Stored data:
++++

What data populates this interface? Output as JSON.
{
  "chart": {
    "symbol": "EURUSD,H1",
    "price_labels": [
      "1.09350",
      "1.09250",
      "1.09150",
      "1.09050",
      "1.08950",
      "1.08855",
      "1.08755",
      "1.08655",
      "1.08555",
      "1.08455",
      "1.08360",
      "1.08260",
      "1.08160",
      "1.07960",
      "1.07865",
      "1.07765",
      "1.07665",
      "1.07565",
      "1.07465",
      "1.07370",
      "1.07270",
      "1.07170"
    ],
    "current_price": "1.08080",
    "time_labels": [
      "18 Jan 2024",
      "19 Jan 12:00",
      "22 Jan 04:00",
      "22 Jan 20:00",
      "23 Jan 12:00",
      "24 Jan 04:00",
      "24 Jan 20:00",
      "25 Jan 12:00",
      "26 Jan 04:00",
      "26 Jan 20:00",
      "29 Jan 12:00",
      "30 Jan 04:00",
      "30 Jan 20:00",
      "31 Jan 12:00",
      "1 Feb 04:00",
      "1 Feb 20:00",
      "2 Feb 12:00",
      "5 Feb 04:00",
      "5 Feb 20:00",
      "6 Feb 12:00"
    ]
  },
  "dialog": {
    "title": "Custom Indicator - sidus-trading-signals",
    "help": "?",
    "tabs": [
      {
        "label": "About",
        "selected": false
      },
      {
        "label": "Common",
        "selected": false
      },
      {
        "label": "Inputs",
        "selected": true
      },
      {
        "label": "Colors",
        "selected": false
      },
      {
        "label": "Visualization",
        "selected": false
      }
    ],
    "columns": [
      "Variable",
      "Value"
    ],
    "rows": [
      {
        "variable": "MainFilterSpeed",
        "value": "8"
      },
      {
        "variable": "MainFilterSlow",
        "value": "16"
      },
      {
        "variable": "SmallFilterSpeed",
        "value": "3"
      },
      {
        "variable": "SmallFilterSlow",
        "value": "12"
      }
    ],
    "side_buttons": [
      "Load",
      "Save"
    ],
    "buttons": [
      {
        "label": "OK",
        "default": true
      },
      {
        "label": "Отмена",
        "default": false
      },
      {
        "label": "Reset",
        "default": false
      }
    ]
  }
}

++++

● Set task:
Above are the records; retype them all without a single difference.

● Task result:
What data populates this interface? Output as JSON.
{
  "chart": {
    "symbol": "EURUSD,H1",
    "price_labels": [
      "1.09350",
      "1.09250",
      "1.09150",
      "1.09050",
      "1.08950",
      "1.08855",
      "1.08755",
      "1.08655",
      "1.08555",
      "1.08455",
      "1.08360",
      "1.08260",
      "1.08160",
      "1.07960",
      "1.07865",
      "1.07765",
      "1.07665",
      "1.07565",
      "1.07465",
      "1.07370",
      "1.07270",
      "1.07170"
    ],
    "current_price": "1.08080",
    "time_labels": [
      "18 Jan 2024",
      "19 Jan 12:00",
      "22 Jan 04:00",
      "22 Jan 20:00",
      "23 Jan 12:00",
      "24 Jan 04:00",
      "24 Jan 20:00",
      "25 Jan 12:00",
      "26 Jan 04:00",
      "26 Jan 20:00",
      "29 Jan 12:00",
      "30 Jan 04:00",
      "30 Jan 20:00",
      "31 Jan 12:00",
      "1 Feb 04:00",
      "1 Feb 20:00",
      "2 Feb 12:00",
      "5 Feb 04:00",
      "5 Feb 20:00",
      "6 Feb 12:00"
    ]
  },
  "dialog": {
    "title": "Custom Indicator - sidus-trading-signals",
    "help": "?",
    "tabs": [
      {
        "label": "About",
        "selected": false
      },
      {
        "label": "Common",
        "selected": false
      },
      {
        "label": "Inputs",
        "selected": true
      },
      {
        "label": "Colors",
        "selected": false
      },
      {
        "label": "Visualization",
        "selected": false
      }
    ],
    "columns": [
      "Variable",
      "Value"
    ],
    "rows": [
      {
        "variable": "MainFilterSpeed",
        "value": "8"
      },
      {
        "variable": "MainFilterSlow",
        "value": "16"
      },
      {
        "variable": "SmallFilterSpeed",
        "value": "3"
      },
      {
        "variable": "SmallFilterSlow",
        "value": "12"
      }
    ],
    "side_buttons": [
      "Load",
      "Save"
    ],
    "buttons": [
      {
        "label": "OK",
        "default": true
      },
      {
        "label": "Отмена",
        "default": false
      },
      {
        "label": "Reset",
        "default": false
      }
    ]
  }
}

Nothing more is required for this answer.